B. DES RESSOURCES « EXOGÈNES » PRÉCAIRES EXPOSÉES À DES ARBITRAGES INCERTAINS.
1. Une faible dynamique d'ensemble
Les ressources en quelque sorte « exogènes », de l'établissement, se décomposent en une taxe affectée, la « taxe hydraulique », diverses subventions et des cofinancements.
Les ressources allouées à VNF sont en 2014, de 30 % plus élevées qu'elles n'étaient en 2005 montrant ainsi une augmentation apparente de 1,9 % l'an en glissement au cours de cette période 7 ( * ) .
Cependant, deux observations s'imposent qui modèrent un satisfecit qui serait hâtif :
• après un pic en 2009 (à
416,6 millions d'euros) du fait du plan de relance de l'économie,
les ressources de VNF ont été progressivement réduites
pour être ramenées à 342 millions d'euros en 2012
à la veille de la mise en oeuvre de la loi, ce qui témoigne d'un
rapide retour vers un régime de croisière ;
• derrière la progression
nominale des moyens de VNF, c'est à peine une stabilité des
ressources réelles qu'il faut constater une fois pris en compte les
différents déflateurs pertinents.

> [Données]:
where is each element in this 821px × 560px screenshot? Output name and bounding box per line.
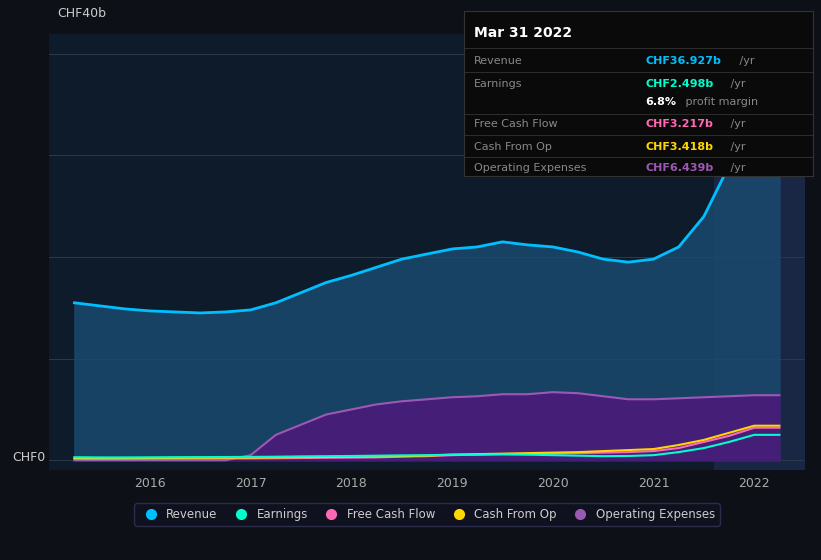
Text: Operating Expenses: Operating Expenses [475,163,587,173]
Text: Revenue: Revenue [475,56,523,66]
Text: /yr: /yr [727,142,745,152]
Text: profit margin: profit margin [681,97,758,107]
Text: Mar 31 2022: Mar 31 2022 [475,26,572,40]
Legend: Revenue, Earnings, Free Cash Flow, Cash From Op, Operating Expenses: Revenue, Earnings, Free Cash Flow, Cash … [135,503,719,526]
Text: /yr: /yr [727,79,745,89]
Text: CHF0: CHF0 [12,451,45,464]
Text: Earnings: Earnings [475,79,523,89]
Bar [714,34,805,470]
Text: CHF3.418b: CHF3.418b [645,142,713,152]
Text: CHF6.439b: CHF6.439b [645,163,713,173]
Text: CHF40b: CHF40b [57,7,106,21]
Text: CHF2.498b: CHF2.498b [645,79,713,89]
Text: /yr: /yr [727,163,745,173]
Text: CHF36.927b: CHF36.927b [645,56,721,66]
Text: CHF3.217b: CHF3.217b [645,119,713,129]
Text: /yr: /yr [736,56,754,66]
Text: Free Cash Flow: Free Cash Flow [475,119,558,129]
Text: Cash From Op: Cash From Op [475,142,553,152]
Text: /yr: /yr [727,119,745,129]
Text: 6.8%: 6.8% [645,97,677,107]
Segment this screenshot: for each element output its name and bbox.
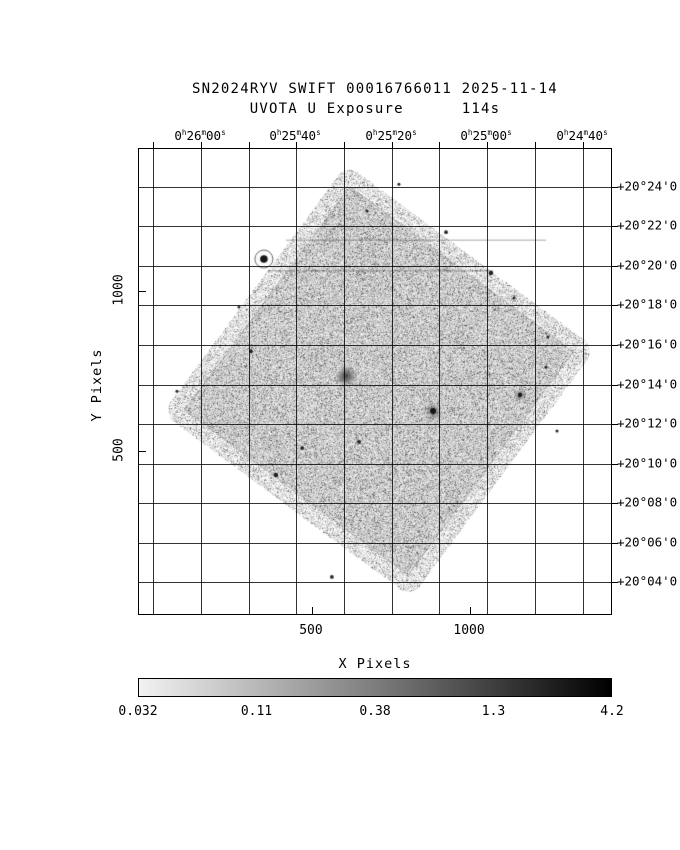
grid-line-dec (139, 543, 611, 544)
grid-line-ra (535, 149, 536, 614)
dec-tick-label: +20°12'0 (617, 416, 677, 431)
title-block: SN2024RYV SWIFT 00016766011 2025-11-14 U… (138, 79, 612, 119)
swift-uvot-exposure-page: SN2024RYV SWIFT 00016766011 2025-11-14 U… (0, 0, 680, 850)
time-unit-superscript: m (393, 128, 398, 137)
dec-tick-label: +20°08'0 (617, 495, 677, 510)
x-tick-mark (470, 607, 471, 614)
plot-subtitle-row: UVOTA U Exposure 114s (138, 99, 612, 119)
plot-frame (138, 148, 612, 615)
dec-tick-label: +20°16'0 (617, 337, 677, 352)
grid-line-dec (139, 503, 611, 504)
dec-tick-label: +20°10'0 (617, 456, 677, 471)
exposure-time: 114s (462, 99, 501, 119)
x-tick-mark (312, 607, 313, 614)
plot-subtitle: UVOTA U Exposure (250, 99, 404, 119)
dec-tick-label: +20°20'0 (617, 258, 677, 273)
ra-tick-mark (535, 142, 536, 148)
grid-line-dec (139, 424, 611, 425)
sky-image-canvas (139, 149, 613, 616)
ra-tick-label: 0h25m00s (460, 128, 511, 143)
ra-tick-label: 0h26m00s (174, 128, 225, 143)
grid-line-ra (153, 149, 154, 614)
ra-tick-mark (344, 142, 345, 148)
grid-line-ra (439, 149, 440, 614)
colorbar-tick-label: 0.032 (118, 704, 157, 719)
grid-line-ra (487, 149, 488, 614)
time-unit-superscript: m (297, 128, 302, 137)
dec-tick-label: +20°24'0 (617, 179, 677, 194)
grid-line-dec (139, 464, 611, 465)
dec-tick-label: +20°04'0 (617, 574, 677, 589)
time-unit-superscript: h (468, 128, 473, 137)
dec-tick-label: +20°06'0 (617, 535, 677, 550)
grid-line-ra (249, 149, 250, 614)
time-unit-superscript: h (564, 128, 569, 137)
y-tick-label: 1000 (112, 274, 127, 305)
x-tick-label: 1000 (453, 623, 484, 638)
time-unit-superscript: s (412, 128, 417, 137)
ra-tick-label: 0h24m40s (556, 128, 607, 143)
grid-line-ra (296, 149, 297, 614)
dec-tick-label: +20°22'0 (617, 218, 677, 233)
grid-line-dec (139, 187, 611, 188)
colorbar-tick-label: 4.2 (600, 704, 623, 719)
y-tick-mark (139, 291, 146, 292)
time-unit-superscript: s (221, 128, 226, 137)
time-unit-superscript: m (202, 128, 207, 137)
plot-title: SN2024RYV SWIFT 00016766011 2025-11-14 (138, 79, 612, 99)
dec-tick-label: +20°14'0 (617, 377, 677, 392)
y-tick-mark (139, 451, 146, 452)
grid-line-dec (139, 582, 611, 583)
grid-line-dec (139, 266, 611, 267)
colorbar-tick-label: 0.11 (241, 704, 272, 719)
time-unit-superscript: s (316, 128, 321, 137)
x-axis-title: X Pixels (138, 656, 612, 672)
colorbar (138, 678, 612, 697)
ra-tick-mark (153, 142, 154, 148)
ra-tick-mark (439, 142, 440, 148)
ra-tick-label: 0h25m20s (365, 128, 416, 143)
grid-line-ra (344, 149, 345, 614)
time-unit-superscript: m (488, 128, 493, 137)
ra-tick-label: 0h25m40s (269, 128, 320, 143)
grid-line-dec (139, 345, 611, 346)
time-unit-superscript: s (603, 128, 608, 137)
y-tick-label: 500 (112, 438, 127, 461)
grid-line-ra (392, 149, 393, 614)
time-unit-superscript: h (277, 128, 282, 137)
y-axis-title: Y Pixels (89, 348, 105, 421)
ra-tick-mark (249, 142, 250, 148)
time-unit-superscript: m (584, 128, 589, 137)
grid-line-dec (139, 226, 611, 227)
time-unit-superscript: h (373, 128, 378, 137)
dec-tick-label: +20°18'0 (617, 297, 677, 312)
colorbar-tick-label: 1.3 (482, 704, 505, 719)
grid-line-dec (139, 305, 611, 306)
colorbar-tick-label: 0.38 (359, 704, 390, 719)
grid-line-dec (139, 385, 611, 386)
grid-line-ra (583, 149, 584, 614)
grid-line-ra (201, 149, 202, 614)
time-unit-superscript: h (182, 128, 187, 137)
x-tick-label: 500 (299, 623, 322, 638)
time-unit-superscript: s (507, 128, 512, 137)
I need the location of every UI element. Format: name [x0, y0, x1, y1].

> [Consigne 1]:
Dans les entrées, recopiez sans rien changer toutes les lignes depuis celle qui contient « Text: Operating Expenses: Operating » jusqu'à celle qui contient « Text: CHF3.418b: CHF3.418b [645,142,713,152] », ces deux lignes comprises.
> [Consigne 2]:
Rédigez la suite du texte sur les ressources de VNF, à partir de sa dernière phrase.

> [Réponse 1]:
Text: Operating Expenses: Operating Expenses [475,163,587,173]
Text: Revenue: Revenue [475,56,523,66]
Text: /yr: /yr [727,142,745,152]
Text: profit margin: profit margin [681,97,758,107]
Text: Mar 31 2022: Mar 31 2022 [475,26,572,40]
Legend: Revenue, Earnings, Free Cash Flow, Cash From Op, Operating Expenses: Revenue, Earnings, Free Cash Flow, Cash … [135,503,719,526]
Text: /yr: /yr [727,79,745,89]
Text: CHF0: CHF0 [12,451,45,464]
Text: Earnings: Earnings [475,79,523,89]
Bar [714,34,805,470]
Text: CHF3.418b: CHF3.418b [645,142,713,152]

> [Réponse 2]:
La modestie de la dynamique des ressources perçues par VNF a un retentissement particulier sur ses moyens d'investissement.
La « capacité d'autofinancement » ressort comme plus faible en 2014 qu'en 2005 (97,7 millions d'euros contre 110,6 millions soit - 12,9 millions d'euros).
Dans l'appréciation de cette réduction, il faut prendre en considération les effets d'un arbitrage entre la « subvention pour charges de service public », classée en ressources de fonctionnement, et la dotation de l'AFITF créée en 2011 et classée, de son côté, en ressources d'investissement.
Celle-ci s'élève selon l'année à 40 ou 30 millions d'euros, si bien que, prises dans leur totalité, les ressources d'investissement ont progressé depuis 2005.
Par rapport à 2005, elles se trouvent majorées de 42,8 millions d'euros. Elles ont été portées à 205,7 millions après avoir fluctué entre un creux de 162,8 millions en 2005 et un pic de 291,9 millions en 2009.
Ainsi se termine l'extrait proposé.